[Figure dataset records]
★ ★ ★ ★ ★

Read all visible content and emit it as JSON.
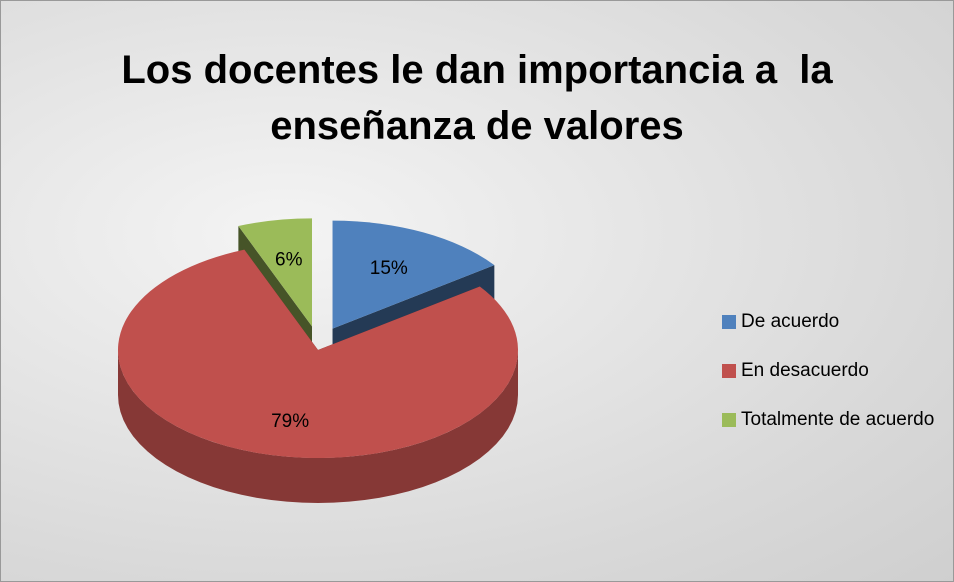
{
  "chart_data": {
    "type": "pie",
    "title": "Los docentes le dan importancia a  la enseñanza de valores",
    "categories": [
      "De acuerdo",
      "En desacuerdo",
      "Totalmente de acuerdo"
    ],
    "values": [
      15,
      79,
      6
    ],
    "value_labels": [
      "15%",
      "79%",
      "6%"
    ],
    "colors": [
      "#4f81bd",
      "#c0504d",
      "#9bbb59"
    ],
    "legend": "right"
  }
}
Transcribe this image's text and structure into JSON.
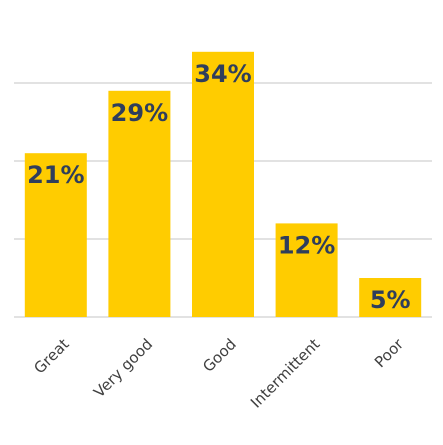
{
  "chart_data": {
    "type": "bar",
    "categories": [
      "Great",
      "Very good",
      "Good",
      "Intermittent",
      "Poor"
    ],
    "values": [
      21,
      29,
      34,
      12,
      5
    ],
    "value_labels": [
      "21%",
      "29%",
      "34%",
      "12%",
      "5%"
    ],
    "ylim": [
      0,
      40
    ],
    "gridlines": [
      0,
      10,
      20,
      30
    ],
    "grid": true,
    "legend": "none",
    "title": "",
    "xlabel": "",
    "ylabel": "",
    "colors": {
      "bar": "#FFCC00",
      "label": "#2F3E5C",
      "grid": "#D9D9D9",
      "tick": "#404040"
    }
  }
}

★ ★ ★ ★ ★

* [WHAT TO WORK ON]:
Set the data above down again exactly as given, with no pictures.

* [SOLUTION TO THIS PROBLEM]:
Read all visible content and emit it as JSON.
{
  "chart_data": {
    "type": "pie",
    "title": "Los docentes le dan importancia a  la enseñanza de valores",
    "categories": [
      "De acuerdo",
      "En desacuerdo",
      "Totalmente de acuerdo"
    ],
    "values": [
      15,
      79,
      6
    ],
    "value_labels": [
      "15%",
      "79%",
      "6%"
    ],
    "colors": [
      "#4f81bd",
      "#c0504d",
      "#9bbb59"
    ],
    "legend": "right"
  }
}
Transcribe this image's text and structure into JSON.
{
  "chart_data": {
    "type": "bar",
    "categories": [
      "Great",
      "Very good",
      "Good",
      "Intermittent",
      "Poor"
    ],
    "values": [
      21,
      29,
      34,
      12,
      5
    ],
    "value_labels": [
      "21%",
      "29%",
      "34%",
      "12%",
      "5%"
    ],
    "ylim": [
      0,
      40
    ],
    "gridlines": [
      0,
      10,
      20,
      30
    ],
    "grid": true,
    "legend": "none",
    "title": "",
    "xlabel": "",
    "ylabel": "",
    "colors": {
      "bar": "#FFCC00",
      "label": "#2F3E5C",
      "grid": "#D9D9D9",
      "tick": "#404040"
    }
  }
}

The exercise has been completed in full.